*** Records for this exercise
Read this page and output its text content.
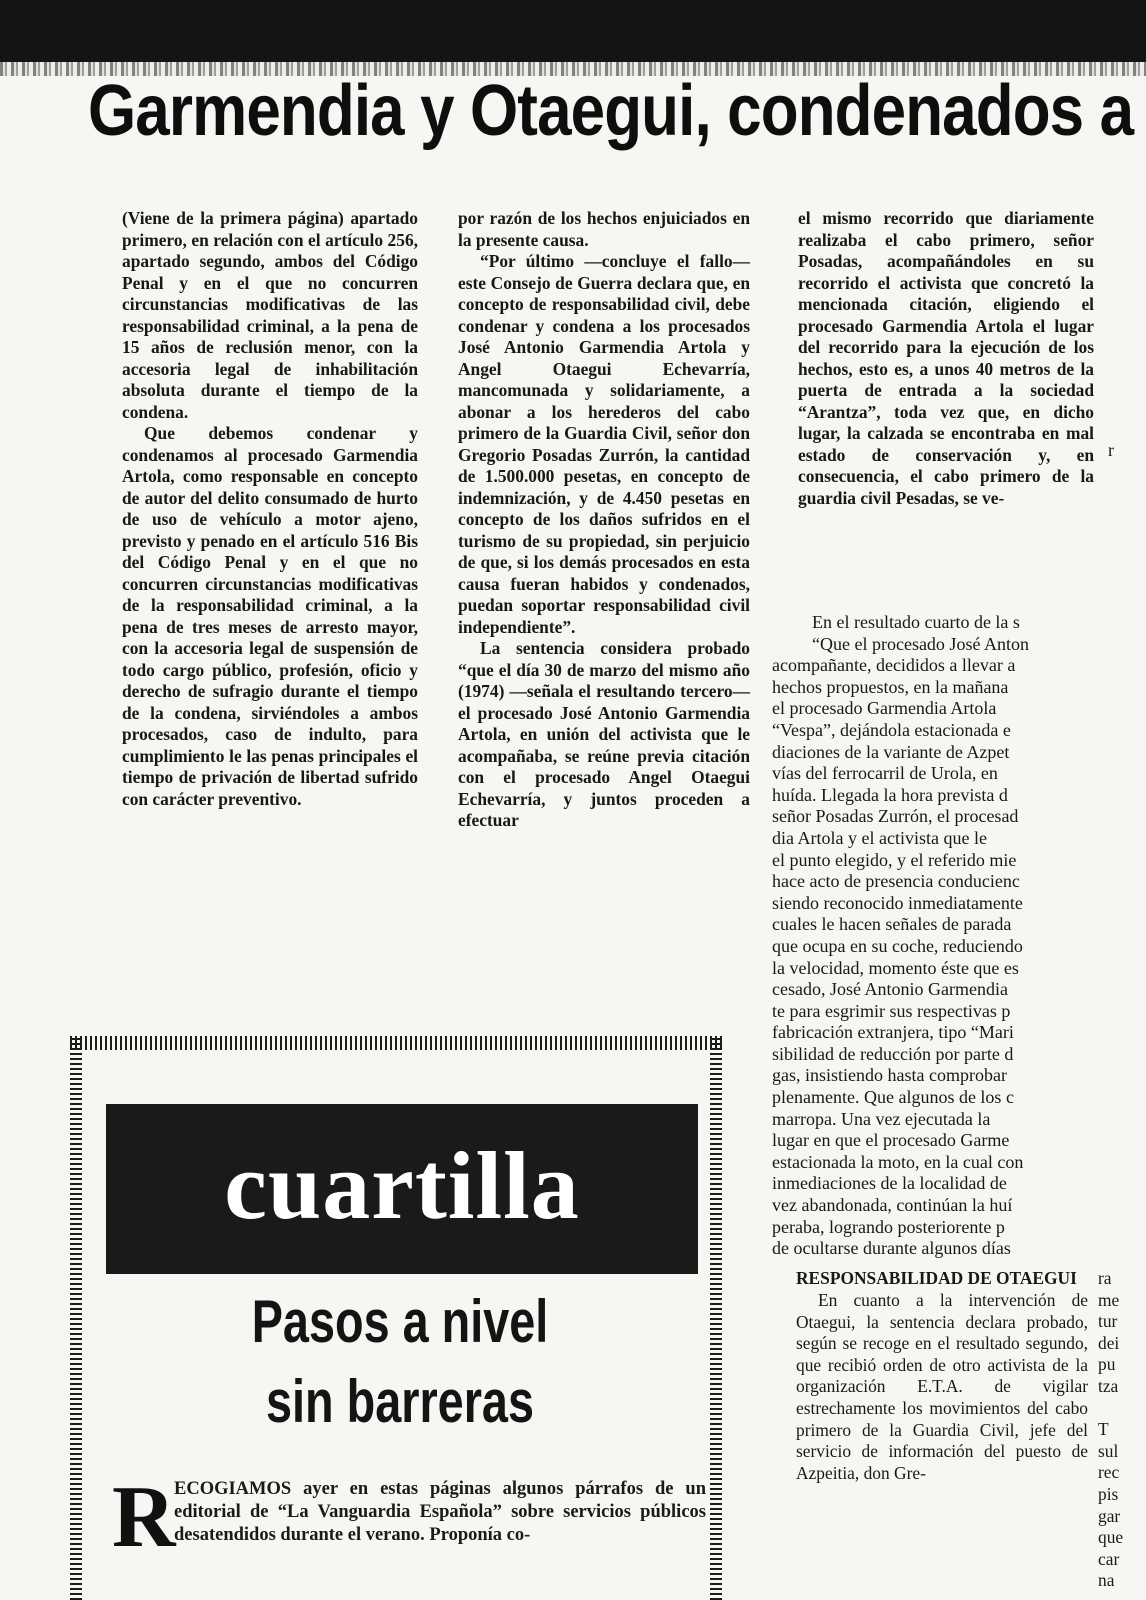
Garmendia y Otaegui, condenados a

(Viene de la primera página) apartado primero, en relación con el artículo 256, apartado segundo, ambos del Código Penal y en el que no concurren circunstancias modificativas de las responsabilidad criminal, a la pena de 15 años de reclusión menor, con la accesoria legal de inhabilitación absoluta durante el tiempo de la condena.

Que debemos condenar y condenamos al procesado Garmendia Artola, como responsable en concepto de autor del delito consumado de hurto de uso de vehículo a motor ajeno, previsto y penado en el artículo 516 Bis del Código Penal y en el que no concurren circunstancias modificativas de la responsabilidad criminal, a la pena de tres meses de arresto mayor, con la accesoria legal de suspensión de todo cargo público, profesión, oficio y derecho de sufragio durante el tiempo de la condena, sirviéndoles a ambos procesados, caso de indulto, para cumplimiento le las penas principales el tiempo de privación de libertad sufrido con carácter preventivo.

por razón de los hechos enjuiciados en la presente causa.

“Por último —concluye el fallo— este Consejo de Guerra declara que, en concepto de responsabilidad civil, debe condenar y condena a los procesados José Antonio Garmendia Artola y Angel Otaegui Echevarría, mancomunada y solidariamente, a abonar a los herederos del cabo primero de la Guardia Civil, señor don Gregorio Posadas Zurrón, la cantidad de 1.500.000 pesetas, en concepto de indemnización, y de 4.450 pesetas en concepto de los daños sufridos en el turismo de su propiedad, sin perjuicio de que, si los demás procesados en esta causa fueran habidos y condenados, puedan soportar responsabilidad civil independiente”.

La sentencia considera probado “que el día 30 de marzo del mismo año (1974) —señala el resultando tercero— el procesado José Antonio Garmendia Artola, en unión del activista que le acompañaba, se reúne previa citación con el procesado Angel Otaegui Echevarría, y juntos proceden a efectuar

el mismo recorrido que diariamente realizaba el cabo primero, señor Posadas, acompañándoles en su recorrido el activista que concretó la mencionada citación, eligiendo el procesado Garmendia Artola el lugar del recorrido para la ejecución de los hechos, esto es, a unos 40 metros de la puerta de entrada a la sociedad “Arantza”, toda vez que, en dicho lugar, la calzada se encontraba en mal estado de conservación y, en consecuencia, el cabo primero de la guardia civil Pesadas, se ve-

r

En el resultado cuarto de la s

“Que el procesado José Anton

acompañante, decididos a llevar a

hechos propuestos, en la mañana

el procesado Garmendia Artola

“Vespa”, dejándola estacionada e

diaciones de la variante de Azpet

vías del ferrocarril de Urola, en

huída. Llegada la hora prevista d

señor Posadas Zurrón, el procesad

dia Artola y el activista que le

el punto elegido, y el referido mie

hace acto de presencia conducienc

siendo reconocido inmediatamente

cuales le hacen señales de parada

que ocupa en su coche, reduciendo

la velocidad, momento éste que es

cesado, José Antonio Garmendia

te para esgrimir sus respectivas p

fabricación extranjera, tipo “Mari

sibilidad de reducción por parte d

gas, insistiendo hasta comprobar

plenamente. Que algunos de los c

marropa. Una vez ejecutada la

lugar en que el procesado Garme

estacionada la moto, en la cual con

inmediaciones de la localidad de

vez abandonada, continúan la huí

peraba, logrando posteriorente p

de ocultarse durante algunos días

RESPONSABILIDAD DE OTAEGUI

En cuanto a la intervención de Otaegui, la sentencia declara probado, según se recoge en el resultado segundo, que recibió orden de otro activista de la organización E.T.A. de vigilar estrechamente los movimientos del cabo primero de la Guardia Civil, jefe del servicio de información del puesto de Azpeitia, don Gre-

ra
me
tur
dei
pu
tza

T
sul
rec
pis
gar
que
car
na
cuartilla
Pasos a nivel
sin barreras
R

ECOGIAMOS ayer en estas páginas algunos párrafos de un editorial de “La Vanguardia Española” sobre servicios públicos desatendidos durante el verano. Proponía co-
******
**Description of the task:** Search the entries for the word "resultado", then gather every line that has it.

**Solution to this task:**
En el resultado cuarto de la s
En cuanto a la intervención de Otaegui, la sentencia declara probado, según se recoge en el resultado segundo, que recibió orden de otro activista de la organización E.T.A. de vigilar estrechamente los movimientos del cabo primero de la Guardia Civil, jefe del servicio de información del puesto de Azpeitia, don Gre-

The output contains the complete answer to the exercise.